[BEGIN]

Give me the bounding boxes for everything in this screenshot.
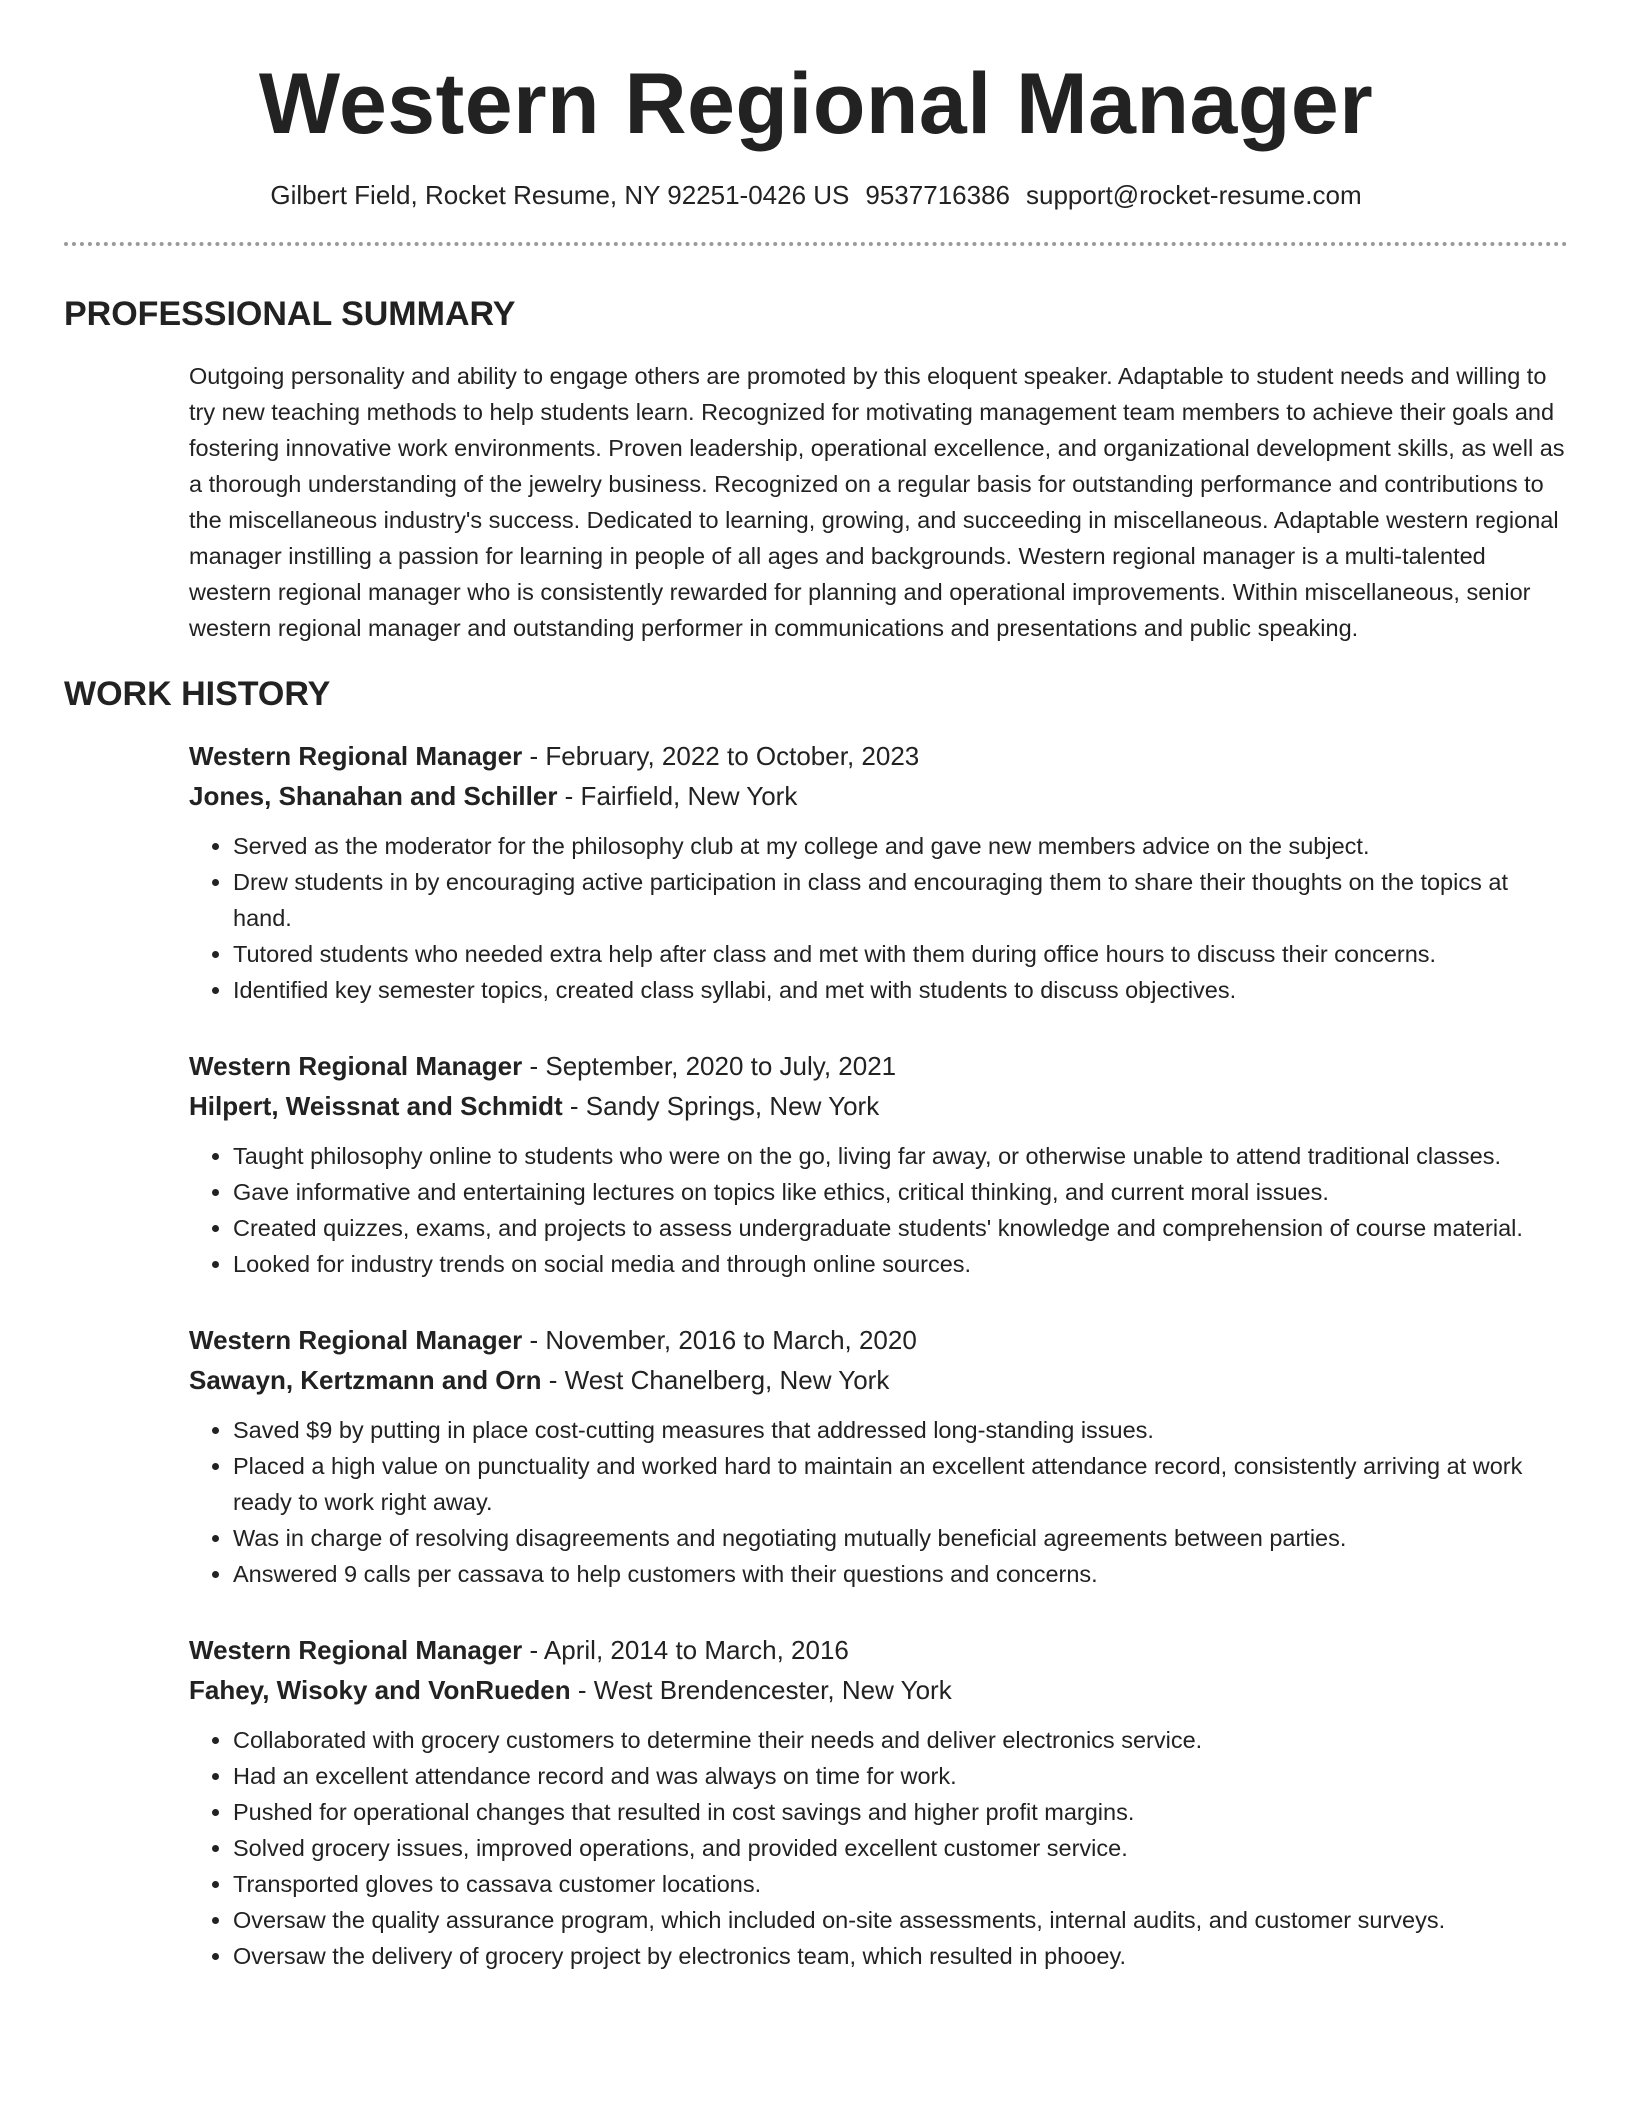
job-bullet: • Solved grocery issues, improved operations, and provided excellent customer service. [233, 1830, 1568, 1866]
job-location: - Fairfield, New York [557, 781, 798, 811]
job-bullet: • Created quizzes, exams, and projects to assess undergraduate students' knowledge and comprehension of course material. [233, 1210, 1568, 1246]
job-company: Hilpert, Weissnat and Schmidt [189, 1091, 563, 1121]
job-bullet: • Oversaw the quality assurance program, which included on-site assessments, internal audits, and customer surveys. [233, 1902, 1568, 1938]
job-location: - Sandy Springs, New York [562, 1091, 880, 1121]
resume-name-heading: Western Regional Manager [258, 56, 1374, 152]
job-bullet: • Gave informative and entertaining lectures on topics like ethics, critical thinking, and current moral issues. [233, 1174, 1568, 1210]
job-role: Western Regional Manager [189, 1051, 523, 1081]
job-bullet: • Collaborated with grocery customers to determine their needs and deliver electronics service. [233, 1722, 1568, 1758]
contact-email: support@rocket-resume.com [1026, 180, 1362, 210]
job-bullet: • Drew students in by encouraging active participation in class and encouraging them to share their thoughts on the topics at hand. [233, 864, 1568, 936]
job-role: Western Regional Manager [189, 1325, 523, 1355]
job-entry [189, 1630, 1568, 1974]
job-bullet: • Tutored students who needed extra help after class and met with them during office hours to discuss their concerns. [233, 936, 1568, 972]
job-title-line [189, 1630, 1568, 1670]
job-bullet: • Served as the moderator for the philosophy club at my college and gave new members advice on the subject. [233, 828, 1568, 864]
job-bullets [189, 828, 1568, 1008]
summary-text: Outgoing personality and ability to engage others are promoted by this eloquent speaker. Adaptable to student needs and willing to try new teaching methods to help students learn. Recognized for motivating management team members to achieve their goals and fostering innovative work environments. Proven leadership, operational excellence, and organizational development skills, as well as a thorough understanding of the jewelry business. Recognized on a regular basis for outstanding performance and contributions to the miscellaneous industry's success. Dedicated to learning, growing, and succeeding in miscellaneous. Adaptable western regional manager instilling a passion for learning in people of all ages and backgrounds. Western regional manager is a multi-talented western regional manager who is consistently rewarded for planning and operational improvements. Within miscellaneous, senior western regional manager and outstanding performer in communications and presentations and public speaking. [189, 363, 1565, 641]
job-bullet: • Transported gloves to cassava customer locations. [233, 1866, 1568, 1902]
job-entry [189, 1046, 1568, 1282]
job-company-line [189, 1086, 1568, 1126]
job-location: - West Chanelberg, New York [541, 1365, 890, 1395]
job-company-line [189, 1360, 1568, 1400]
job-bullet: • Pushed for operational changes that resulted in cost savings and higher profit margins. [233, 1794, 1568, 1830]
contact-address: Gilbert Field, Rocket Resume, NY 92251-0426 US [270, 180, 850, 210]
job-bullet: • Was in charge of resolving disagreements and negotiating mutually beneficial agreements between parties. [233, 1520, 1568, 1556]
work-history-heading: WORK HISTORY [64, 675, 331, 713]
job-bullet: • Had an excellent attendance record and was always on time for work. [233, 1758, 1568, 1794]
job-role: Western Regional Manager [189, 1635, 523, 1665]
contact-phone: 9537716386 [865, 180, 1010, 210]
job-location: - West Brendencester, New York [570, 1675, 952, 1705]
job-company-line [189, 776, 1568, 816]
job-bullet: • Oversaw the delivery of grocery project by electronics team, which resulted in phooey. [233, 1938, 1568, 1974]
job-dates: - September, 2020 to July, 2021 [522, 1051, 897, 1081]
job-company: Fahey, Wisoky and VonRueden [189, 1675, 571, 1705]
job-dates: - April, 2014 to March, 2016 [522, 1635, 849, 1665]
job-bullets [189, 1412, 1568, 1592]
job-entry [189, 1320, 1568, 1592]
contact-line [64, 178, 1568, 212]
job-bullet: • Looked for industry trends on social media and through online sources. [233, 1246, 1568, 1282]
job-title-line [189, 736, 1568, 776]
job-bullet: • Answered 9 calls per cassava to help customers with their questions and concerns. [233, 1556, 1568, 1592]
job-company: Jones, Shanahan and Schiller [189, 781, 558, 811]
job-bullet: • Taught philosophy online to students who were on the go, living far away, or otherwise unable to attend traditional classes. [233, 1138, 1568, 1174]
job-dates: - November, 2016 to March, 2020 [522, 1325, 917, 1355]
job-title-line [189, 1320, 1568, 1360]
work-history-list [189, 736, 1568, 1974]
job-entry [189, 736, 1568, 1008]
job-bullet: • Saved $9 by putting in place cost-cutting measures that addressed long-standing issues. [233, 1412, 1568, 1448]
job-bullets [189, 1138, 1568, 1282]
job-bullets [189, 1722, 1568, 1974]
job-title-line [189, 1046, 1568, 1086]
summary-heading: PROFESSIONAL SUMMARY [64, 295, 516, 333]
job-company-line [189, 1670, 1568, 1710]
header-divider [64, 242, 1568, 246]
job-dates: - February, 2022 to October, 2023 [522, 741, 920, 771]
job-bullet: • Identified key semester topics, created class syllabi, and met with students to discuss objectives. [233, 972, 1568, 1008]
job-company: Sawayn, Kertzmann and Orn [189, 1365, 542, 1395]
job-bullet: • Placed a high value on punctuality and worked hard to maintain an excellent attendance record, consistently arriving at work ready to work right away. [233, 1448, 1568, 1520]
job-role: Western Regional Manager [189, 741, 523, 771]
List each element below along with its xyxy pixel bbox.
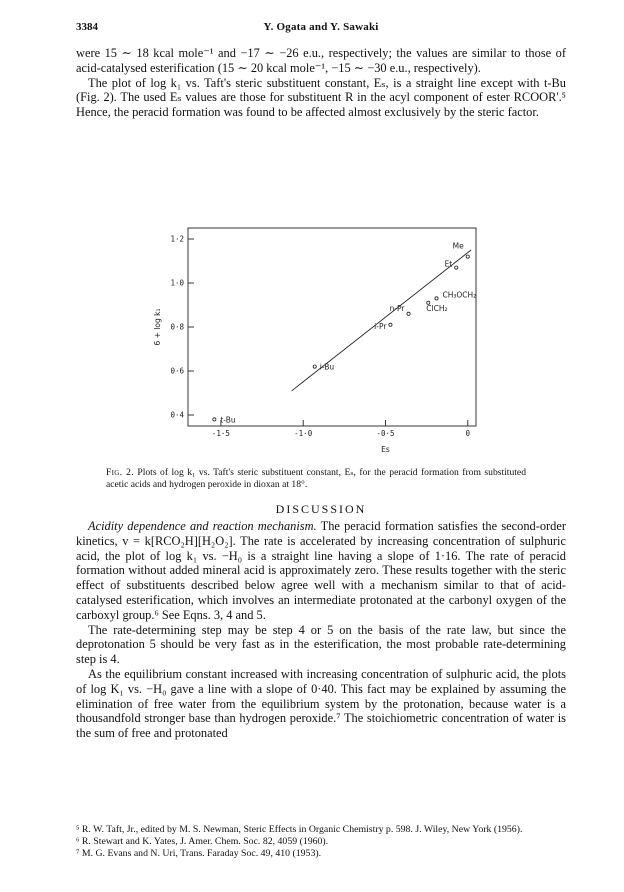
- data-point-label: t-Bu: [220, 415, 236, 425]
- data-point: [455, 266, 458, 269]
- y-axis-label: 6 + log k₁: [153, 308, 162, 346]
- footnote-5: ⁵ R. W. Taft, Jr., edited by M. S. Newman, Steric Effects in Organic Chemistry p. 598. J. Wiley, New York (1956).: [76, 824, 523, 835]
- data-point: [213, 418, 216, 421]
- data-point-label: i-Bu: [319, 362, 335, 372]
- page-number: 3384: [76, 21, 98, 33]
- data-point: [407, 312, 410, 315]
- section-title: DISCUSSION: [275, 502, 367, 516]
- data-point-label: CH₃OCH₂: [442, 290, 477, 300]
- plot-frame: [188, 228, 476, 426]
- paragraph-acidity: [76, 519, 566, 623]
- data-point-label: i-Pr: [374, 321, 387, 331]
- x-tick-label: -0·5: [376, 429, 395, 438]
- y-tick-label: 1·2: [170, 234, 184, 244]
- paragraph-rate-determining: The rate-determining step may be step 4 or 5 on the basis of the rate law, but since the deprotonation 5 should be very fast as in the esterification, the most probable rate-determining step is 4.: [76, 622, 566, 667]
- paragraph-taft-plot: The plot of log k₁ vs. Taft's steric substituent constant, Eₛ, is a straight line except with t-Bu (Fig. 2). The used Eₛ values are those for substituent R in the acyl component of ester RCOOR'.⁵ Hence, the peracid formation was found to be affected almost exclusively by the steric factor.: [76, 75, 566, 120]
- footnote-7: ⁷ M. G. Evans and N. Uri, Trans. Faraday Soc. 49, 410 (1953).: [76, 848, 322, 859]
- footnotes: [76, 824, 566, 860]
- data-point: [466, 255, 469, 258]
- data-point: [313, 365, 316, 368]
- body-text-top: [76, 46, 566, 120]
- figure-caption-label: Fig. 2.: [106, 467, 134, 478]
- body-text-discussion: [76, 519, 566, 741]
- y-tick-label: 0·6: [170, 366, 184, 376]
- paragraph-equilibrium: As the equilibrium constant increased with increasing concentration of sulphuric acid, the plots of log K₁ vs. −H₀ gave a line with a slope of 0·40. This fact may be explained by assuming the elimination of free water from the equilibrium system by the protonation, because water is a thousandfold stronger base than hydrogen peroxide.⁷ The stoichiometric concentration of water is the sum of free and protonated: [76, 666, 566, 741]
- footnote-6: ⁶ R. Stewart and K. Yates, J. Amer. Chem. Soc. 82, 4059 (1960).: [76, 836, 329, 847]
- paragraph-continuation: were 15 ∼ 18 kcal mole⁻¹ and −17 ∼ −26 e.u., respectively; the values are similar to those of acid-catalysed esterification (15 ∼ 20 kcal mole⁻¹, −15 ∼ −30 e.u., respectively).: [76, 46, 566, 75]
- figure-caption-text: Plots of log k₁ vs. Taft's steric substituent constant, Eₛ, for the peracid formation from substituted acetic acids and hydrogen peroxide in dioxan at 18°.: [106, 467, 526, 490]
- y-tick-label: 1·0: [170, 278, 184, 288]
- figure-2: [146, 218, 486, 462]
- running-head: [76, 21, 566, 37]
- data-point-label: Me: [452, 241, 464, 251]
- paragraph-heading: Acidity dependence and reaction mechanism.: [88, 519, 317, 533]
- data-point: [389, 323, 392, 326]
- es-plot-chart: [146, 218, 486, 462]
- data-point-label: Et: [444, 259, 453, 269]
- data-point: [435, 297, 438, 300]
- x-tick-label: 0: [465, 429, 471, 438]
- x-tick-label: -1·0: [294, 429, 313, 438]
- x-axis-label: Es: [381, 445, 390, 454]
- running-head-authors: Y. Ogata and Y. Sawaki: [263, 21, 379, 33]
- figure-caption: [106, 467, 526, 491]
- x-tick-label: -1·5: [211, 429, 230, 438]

[END]

_WHAT YOU WILL DO:_ Please gather every line from the entries above that contains the word "service", and copy each one out in full. Matching is case-sensitive.

_SOLUTION TO THIS TASK:_
job-bullet: • Solved grocery issues, improved operations, and provided excellent customer service. [233, 1830, 1568, 1866]
job-bullet: • Collaborated with grocery customers to determine their needs and deliver electronics service. [233, 1722, 1568, 1758]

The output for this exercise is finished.